» **Exercise task**
Repeat what the lines below say, word for word, and skip every image.

» **Material**
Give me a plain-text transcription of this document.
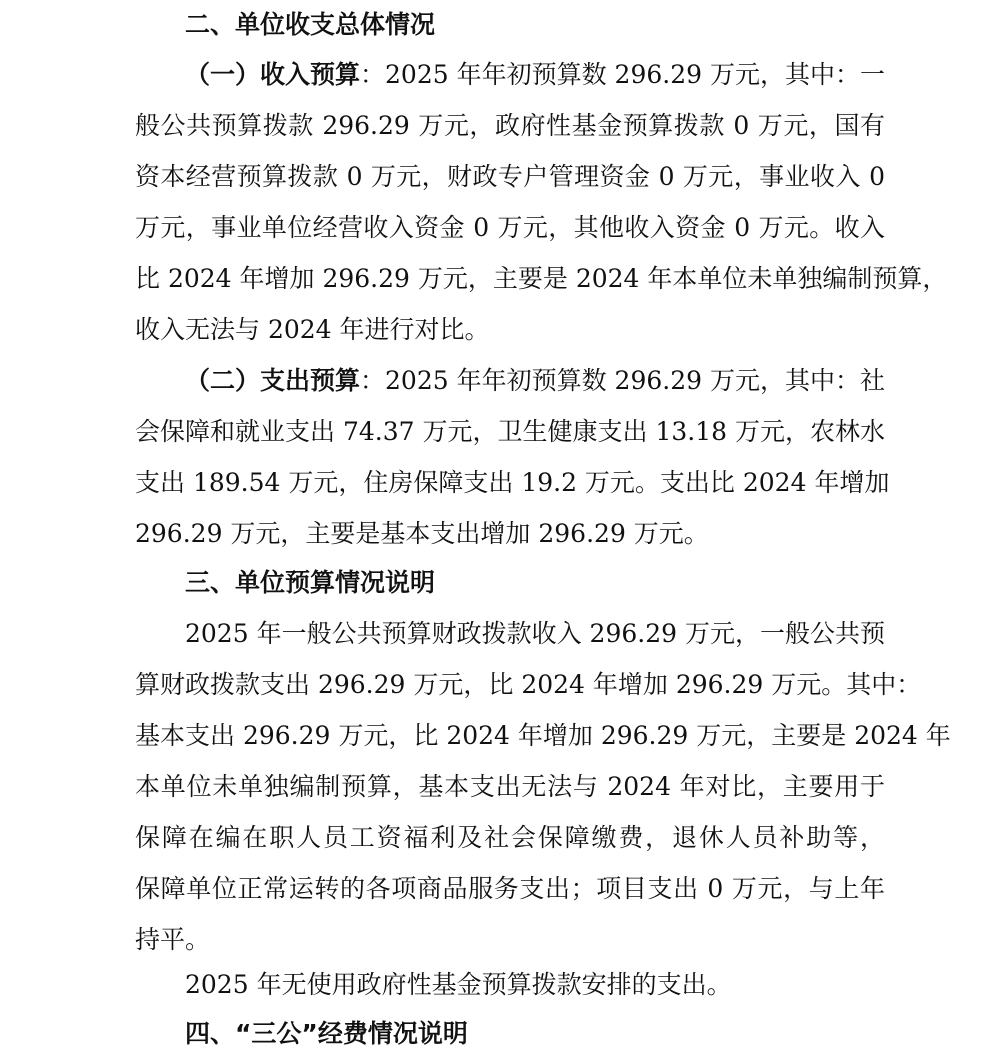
二、单位收支总体情况
（一）收入预算：2025 年年初预算数 296.29 万元，其中：一
般公共预算拨款 296.29 万元，政府性基金预算拨款 0 万元，国有
资本经营预算拨款 0 万元，财政专户管理资金 0 万元，事业收入 0
万元，事业单位经营收入资金 0 万元，其他收入资金 0 万元。收入
比 2024 年增加 296.29 万元，主要是 2024 年本单位未单独编制预算，
收入无法与 2024 年进行对比。
（二）支出预算：2025 年年初预算数 296.29 万元，其中：社
会保障和就业支出 74.37 万元，卫生健康支出 13.18 万元，农林水
支出 189.54 万元，住房保障支出 19.2 万元。支出比 2024 年增加
296.29 万元，主要是基本支出增加 296.29 万元。
三、单位预算情况说明
2025 年一般公共预算财政拨款收入 296.29 万元，一般公共预
算财政拨款支出 296.29 万元，比 2024 年增加 296.29 万元。其中：
基本支出 296.29 万元，比 2024 年增加 296.29 万元，主要是 2024 年
本单位未单独编制预算，基本支出无法与 2024 年对比，主要用于
保障在编在职人员工资福利及社会保障缴费，退休人员补助等，
保障单位正常运转的各项商品服务支出；项目支出 0 万元，与上年
持平。
2025 年无使用政府性基金预算拨款安排的支出。
四、“三公”经费情况说明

» **Answer to this task**
Give me a plain-text transcription of this document.
二、单位收支总体情况
（一）收入预算：2025 年年初预算数 296.29 万元，其中：一
般公共预算拨款 296.29 万元，政府性基金预算拨款 0 万元，国有
资本经营预算拨款 0 万元，财政专户管理资金 0 万元，事业收入 0
万元，事业单位经营收入资金 0 万元，其他收入资金 0 万元。收入
比 2024 年增加 296.29 万元，主要是 2024 年本单位未单独编制预算，
收入无法与 2024 年进行对比。
（二）支出预算：2025 年年初预算数 296.29 万元，其中：社
会保障和就业支出 74.37 万元，卫生健康支出 13.18 万元，农林水
支出 189.54 万元，住房保障支出 19.2 万元。支出比 2024 年增加
296.29 万元，主要是基本支出增加 296.29 万元。
三、单位预算情况说明
2025 年一般公共预算财政拨款收入 296.29 万元，一般公共预
算财政拨款支出 296.29 万元，比 2024 年增加 296.29 万元。其中：
基本支出 296.29 万元，比 2024 年增加 296.29 万元，主要是 2024 年
本单位未单独编制预算，基本支出无法与 2024 年对比，主要用于
保障在编在职人员工资福利及社会保障缴费，退休人员补助等，
保障单位正常运转的各项商品服务支出；项目支出 0 万元，与上年
持平。
2025 年无使用政府性基金预算拨款安排的支出。
四、“三公”经费情况说明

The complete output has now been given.